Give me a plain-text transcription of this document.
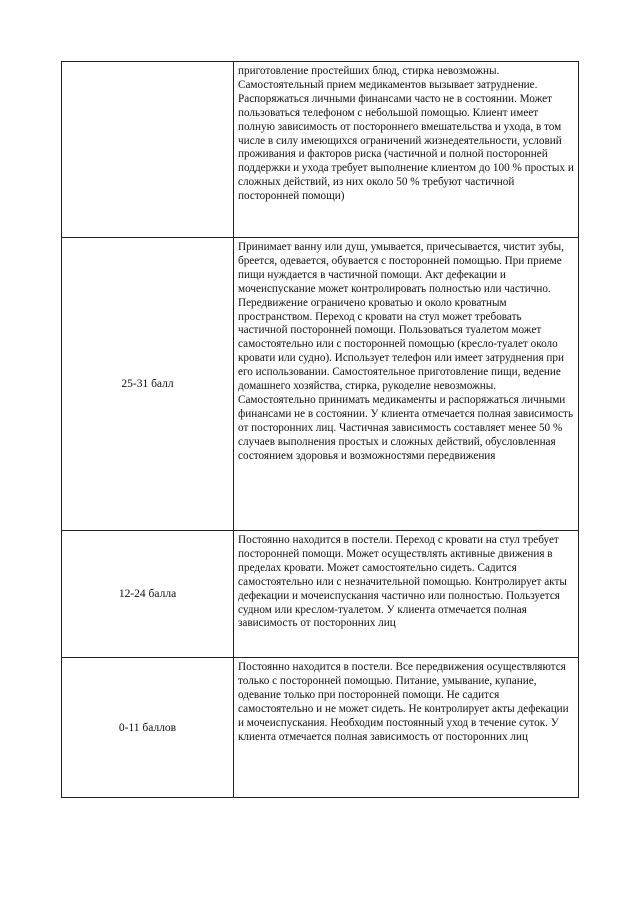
	приготовление простейших блюд, стирка невозможны. Самостоятельный прием медикаментов вызывает затруднение. Распоряжаться личными финансами часто не в состоянии. Может пользоваться телефоном с небольшой помощью. Клиент имеет полную зависимость от постороннего вмешательства и ухода, в том числе в силу имеющихся ограничений жизнедеятельности, условий проживания и факторов риска (частичной и полной посторонней поддержки и ухода требует выполнение клиентом до 100 % простых и сложных действий, из них около 50 % требуют частичной посторонней помощи)
25-31 балл	Принимает ванну или душ, умывается, причесывается, чистит зубы, бреется, одевается, обувается с посторонней помощью. При приеме пищи нуждается в частичной помощи. Акт дефекации и мочеиспускание может контролировать полностью или частично. Передвижение ограничено кроватью и около кроватным пространством. Переход с кровати на стул может требовать частичной посторонней помощи. Пользоваться туалетом может самостоятельно или с посторонней помощью (кресло-туалет около кровати или судно). Использует телефон или имеет затруднения при его использовании. Самостоятельное приготовление пищи, ведение домашнего хозяйства, стирка, рукоделие невозможны. Самостоятельно принимать медикаменты и распоряжаться личными финансами не в состоянии. У клиента отмечается полная зависимость от посторонних лиц. Частичная зависимость составляет менее 50 % случаев выполнения простых и сложных действий, обусловленная состоянием здоровья и возможностями передвижения
12-24 балла	Постоянно находится в постели. Переход с кровати на стул требует посторонней помощи. Может осуществлять активные движения в пределах кровати. Может самостоятельно сидеть. Садится самостоятельно или с незначительной помощью. Контролирует акты дефекации и мочеиспускания частично или полностью. Пользуется судном или креслом-туалетом. У клиента отмечается полная зависимость от посторонних лиц
0-11 баллов	Постоянно находится в постели. Все передвижения осуществляются только с посторонней помощью. Питание, умывание, купание, одевание только при посторонней помощи. Не садится самостоятельно и не может сидеть. Не контролирует акты дефекации и мочеиспускания. Необходим постоянный уход в течение суток. У клиента отмечается полная зависимость от посторонних лиц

- [Set problem]: Copy out every line in the listing where the word "личными" appears.

- [Solution to this exercise]:
	приготовление простейших блюд, стирка невозможны. Самостоятельный прием медикаментов вызывает затруднение. Распоряжаться личными финансами часто не в состоянии. Может пользоваться телефоном с небольшой помощью. Клиент имеет полную зависимость от постороннего вмешательства и ухода, в том числе в силу имеющихся ограничений жизнедеятельности, условий проживания и факторов риска (частичной и полной посторонней поддержки и ухода требует выполнение клиентом до 100 % простых и сложных действий, из них около 50 % требуют частичной посторонней помощи)
25-31 балл	Принимает ванну или душ, умывается, причесывается, чистит зубы, бреется, одевается, обувается с посторонней помощью. При приеме пищи нуждается в частичной помощи. Акт дефекации и мочеиспускание может контролировать полностью или частично. Передвижение ограничено кроватью и около кроватным пространством. Переход с кровати на стул может требовать частичной посторонней помощи. Пользоваться туалетом может самостоятельно или с посторонней помощью (кресло-туалет около кровати или судно). Использует телефон или имеет затруднения при его использовании. Самостоятельное приготовление пищи, ведение домашнего хозяйства, стирка, рукоделие невозможны. Самостоятельно принимать медикаменты и распоряжаться личными финансами не в состоянии. У клиента отмечается полная зависимость от посторонних лиц. Частичная зависимость составляет менее 50 % случаев выполнения простых и сложных действий, обусловленная состоянием здоровья и возможностями передвижения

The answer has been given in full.